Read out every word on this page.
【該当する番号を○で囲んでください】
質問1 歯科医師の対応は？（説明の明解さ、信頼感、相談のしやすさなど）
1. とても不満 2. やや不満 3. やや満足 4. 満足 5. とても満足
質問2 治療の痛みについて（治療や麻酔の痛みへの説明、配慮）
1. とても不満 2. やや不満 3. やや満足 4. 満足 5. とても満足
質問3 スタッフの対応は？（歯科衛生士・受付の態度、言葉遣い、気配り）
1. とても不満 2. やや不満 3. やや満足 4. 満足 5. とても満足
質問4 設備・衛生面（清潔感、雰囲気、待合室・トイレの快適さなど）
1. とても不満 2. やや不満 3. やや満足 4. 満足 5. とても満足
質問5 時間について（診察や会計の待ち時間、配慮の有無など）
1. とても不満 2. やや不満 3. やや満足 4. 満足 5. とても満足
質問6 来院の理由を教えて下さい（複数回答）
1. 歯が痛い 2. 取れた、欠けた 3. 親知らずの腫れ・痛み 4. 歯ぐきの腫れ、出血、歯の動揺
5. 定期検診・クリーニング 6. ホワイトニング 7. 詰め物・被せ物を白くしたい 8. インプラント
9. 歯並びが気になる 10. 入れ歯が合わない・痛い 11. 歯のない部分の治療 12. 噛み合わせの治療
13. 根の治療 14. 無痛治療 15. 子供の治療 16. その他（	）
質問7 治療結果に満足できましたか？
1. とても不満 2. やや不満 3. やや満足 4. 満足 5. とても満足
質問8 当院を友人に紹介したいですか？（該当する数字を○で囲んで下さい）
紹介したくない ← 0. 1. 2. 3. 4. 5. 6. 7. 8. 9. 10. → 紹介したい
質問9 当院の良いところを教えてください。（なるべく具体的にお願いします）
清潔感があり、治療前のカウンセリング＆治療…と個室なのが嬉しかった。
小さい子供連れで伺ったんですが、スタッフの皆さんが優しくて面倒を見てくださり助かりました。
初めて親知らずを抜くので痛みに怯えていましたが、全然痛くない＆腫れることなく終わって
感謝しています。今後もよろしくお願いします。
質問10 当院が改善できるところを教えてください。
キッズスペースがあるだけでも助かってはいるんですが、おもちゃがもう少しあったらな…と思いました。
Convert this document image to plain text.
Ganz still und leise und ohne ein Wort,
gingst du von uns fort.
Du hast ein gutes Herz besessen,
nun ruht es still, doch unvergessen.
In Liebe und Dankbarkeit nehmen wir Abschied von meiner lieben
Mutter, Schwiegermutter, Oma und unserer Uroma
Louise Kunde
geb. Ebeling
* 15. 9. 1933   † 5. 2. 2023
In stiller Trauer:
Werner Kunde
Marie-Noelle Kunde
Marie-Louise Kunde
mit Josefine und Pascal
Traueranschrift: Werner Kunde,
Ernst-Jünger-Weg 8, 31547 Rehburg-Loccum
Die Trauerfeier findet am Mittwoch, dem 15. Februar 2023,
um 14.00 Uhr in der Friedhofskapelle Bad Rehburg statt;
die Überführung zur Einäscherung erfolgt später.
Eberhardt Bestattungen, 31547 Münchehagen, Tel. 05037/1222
————
▶ _Exercise details_
How many lines of the records contain the string "this"? Respond with the number alone.

▶ _In response_
2